Start of Document text

6. The directional subsystem of the weak-infeed distance elements can use the TD32 element to strengthen the logic and to substitute for the 32WID logic if the latter cannot be set to provide full selectivity according to (6). The TD32 element can be used in a permissive or a blocking logic depending on the security-dependability preferences of the user and depending on the relative strength of the local and remote systems.

7. Weak-infeed distance elements can be used for tripping in addition to the communications-based schemes (pilot protection scheme or line current differential), or they can be engaged only when the protection channel is lost.

8. For dependability and simplicity, step distance applications can be nondirectional and provide both remote and local backup.

9. When reaching two buses away, a step distance characteristic may use a mho element that is offset in the forward direction, especially if fast frequency excursion is possible because of the low inertia of the local unconventional source.

10. When applied to traditional systems with high-inertia synchronous generators, the weak-infeed distance elements may perform worse than today’s distance elements that use memory polarization and negative-sequence current. Apply the appropriate type of distance elements, depending on the source. Use overcurrent supervision to dynamically allow traditional distance elements to operate if the source is strong, or instead, allow the weak-infeed distance elements to operate if the source is weak (see Fig. 25).

End of Document text
Start of Data extract

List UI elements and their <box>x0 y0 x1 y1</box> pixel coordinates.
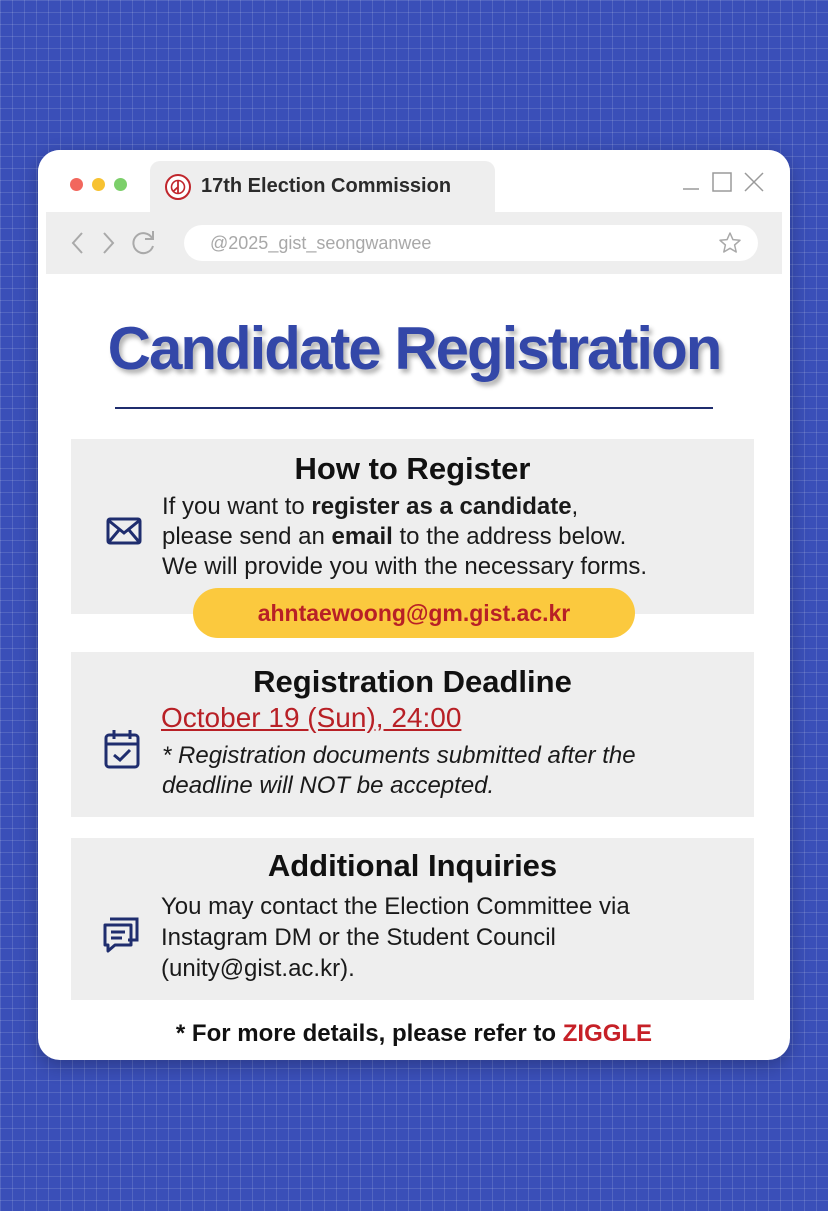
how-to-register-text <box>162 492 647 582</box>
deadline-note-line1: * Registration documents submitted after the <box>162 742 636 769</box>
maximize-icon[interactable] <box>712 172 732 192</box>
browser-tab[interactable] <box>150 161 495 212</box>
registration-deadline-heading: Registration Deadline <box>253 664 572 699</box>
how-to-register-line1: If you want to register as a candidate, <box>162 493 579 520</box>
close-icon[interactable] <box>744 172 764 192</box>
title-divider <box>115 407 713 409</box>
footer-note <box>38 1020 790 1048</box>
bookmark-star-icon[interactable] <box>718 231 742 260</box>
back-icon[interactable] <box>68 229 88 262</box>
election-commission-logo-icon <box>165 174 191 200</box>
reload-icon[interactable] <box>128 228 158 263</box>
title-bar <box>38 150 790 212</box>
registration-deadline-panel <box>71 652 754 817</box>
how-to-register-line2: please send an email to the address below. <box>162 523 627 550</box>
minimize-dot[interactable] <box>92 178 105 191</box>
window-traffic-lights <box>70 178 127 191</box>
minimize-icon[interactable] <box>682 173 700 191</box>
additional-inquiries-panel <box>71 838 754 1000</box>
how-to-register-line3: We will provide you with the necessary forms. <box>162 553 648 580</box>
ziggle-link[interactable]: ZIGGLE <box>562 1020 653 1047</box>
inquiries-line1: You may contact the Election Committee via <box>161 893 630 920</box>
chat-icon <box>102 916 140 959</box>
page-title: Candidate Registration <box>107 315 721 382</box>
forward-icon[interactable] <box>98 229 118 262</box>
url-input[interactable] <box>184 225 758 261</box>
window-controls <box>682 172 764 192</box>
additional-inquiries-text <box>161 891 630 984</box>
deadline-note-line2: deadline will NOT be accepted. <box>162 772 495 799</box>
navigation-controls <box>68 228 158 263</box>
deadline-date: October 19 (Sun), 24:00 <box>161 702 462 733</box>
inquiries-line3: (unity@gist.ac.kr). <box>161 955 355 982</box>
browser-window <box>38 150 790 1060</box>
email-address-badge[interactable]: ahntaewoong@gm.gist.ac.kr <box>193 588 635 638</box>
address-bar <box>46 212 782 274</box>
maximize-dot[interactable] <box>114 178 127 191</box>
additional-inquiries-heading: Additional Inquiries <box>267 848 558 883</box>
deadline-note <box>162 741 636 801</box>
footer-prefix: * For more details, please refer to <box>175 1020 563 1047</box>
how-to-register-heading: How to Register <box>294 451 531 486</box>
page-content <box>38 274 790 1060</box>
inquiries-line2: Instagram DM or the Student Council <box>161 924 556 951</box>
tab-title: 17th Election Commission <box>201 175 452 197</box>
close-dot[interactable] <box>70 178 83 191</box>
mail-icon <box>106 517 142 550</box>
url-text: @2025_gist_seongwanwee <box>210 233 432 253</box>
calendar-check-icon <box>104 729 140 774</box>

End of Data extract

• **What you need to do**
**1.** Reproduce the stretch of the weak-infeed distance element text from "9. When reaching" through "local unconventional source.".
**2.** In the weak-infeed distance element text, what kind of element may a step distance characteristic use when reaching two buses away?

• **Full solutions**
**1.**
9. When reaching two buses away, a step distance characteristic may use a mho element that is offset in the forward direction, especially if fast frequency excursion is possible because of the low inertia of the local unconventional source.

**2.** A mho element that is offset in the forward direction.